Exactly reproduce the entries, dropping any pictures from your copy.
________________________
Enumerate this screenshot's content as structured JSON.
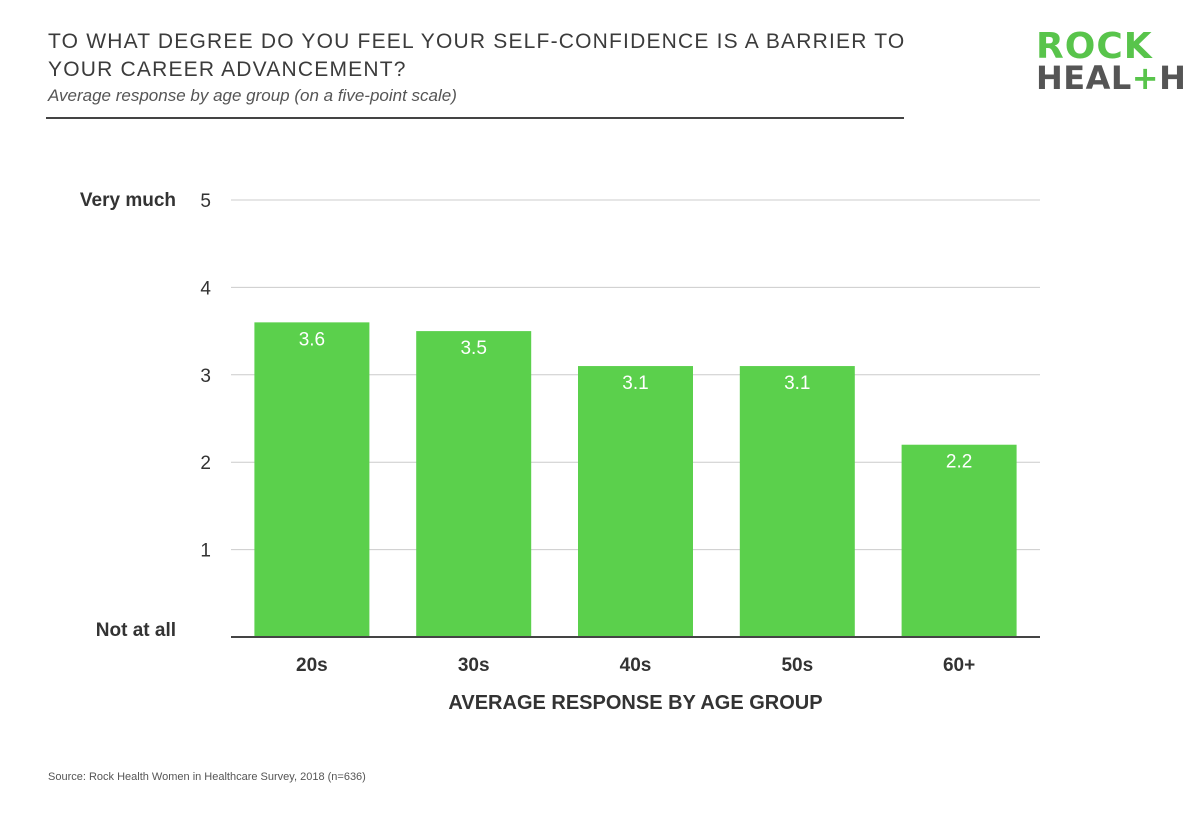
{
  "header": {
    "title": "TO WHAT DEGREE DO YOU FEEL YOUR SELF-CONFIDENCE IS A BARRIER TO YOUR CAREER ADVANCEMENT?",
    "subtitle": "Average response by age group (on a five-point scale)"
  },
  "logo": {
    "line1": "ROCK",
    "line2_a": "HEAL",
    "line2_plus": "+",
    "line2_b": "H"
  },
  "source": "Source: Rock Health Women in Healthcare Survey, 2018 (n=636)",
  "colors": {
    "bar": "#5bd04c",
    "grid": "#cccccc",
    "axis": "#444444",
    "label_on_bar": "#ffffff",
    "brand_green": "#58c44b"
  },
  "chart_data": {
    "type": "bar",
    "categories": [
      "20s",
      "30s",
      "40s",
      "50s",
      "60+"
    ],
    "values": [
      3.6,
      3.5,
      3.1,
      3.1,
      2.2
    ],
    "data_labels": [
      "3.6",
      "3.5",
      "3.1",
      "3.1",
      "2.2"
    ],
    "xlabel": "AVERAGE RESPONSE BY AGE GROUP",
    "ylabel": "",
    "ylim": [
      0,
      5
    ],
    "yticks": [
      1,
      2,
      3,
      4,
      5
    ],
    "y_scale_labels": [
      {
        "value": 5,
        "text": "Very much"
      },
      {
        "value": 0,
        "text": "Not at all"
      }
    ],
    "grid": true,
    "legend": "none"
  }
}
________________________
▸ **EXERCISE ANSWER**:
Enumerate this screenshot's content as structured JSON.
{
  "header": {
    "title": "TO WHAT DEGREE DO YOU FEEL YOUR SELF-CONFIDENCE IS A BARRIER TO YOUR CAREER ADVANCEMENT?",
    "subtitle": "Average response by age group (on a five-point scale)"
  },
  "logo": {
    "line1": "ROCK",
    "line2_a": "HEAL",
    "line2_plus": "+",
    "line2_b": "H"
  },
  "source": "Source: Rock Health Women in Healthcare Survey, 2018 (n=636)",
  "colors": {
    "bar": "#5bd04c",
    "grid": "#cccccc",
    "axis": "#444444",
    "label_on_bar": "#ffffff",
    "brand_green": "#58c44b"
  },
  "chart_data": {
    "type": "bar",
    "categories": [
      "20s",
      "30s",
      "40s",
      "50s",
      "60+"
    ],
    "values": [
      3.6,
      3.5,
      3.1,
      3.1,
      2.2
    ],
    "data_labels": [
      "3.6",
      "3.5",
      "3.1",
      "3.1",
      "2.2"
    ],
    "xlabel": "AVERAGE RESPONSE BY AGE GROUP",
    "ylabel": "",
    "ylim": [
      0,
      5
    ],
    "yticks": [
      1,
      2,
      3,
      4,
      5
    ],
    "y_scale_labels": [
      {
        "value": 5,
        "text": "Very much"
      },
      {
        "value": 0,
        "text": "Not at all"
      }
    ],
    "grid": true,
    "legend": "none"
  }
}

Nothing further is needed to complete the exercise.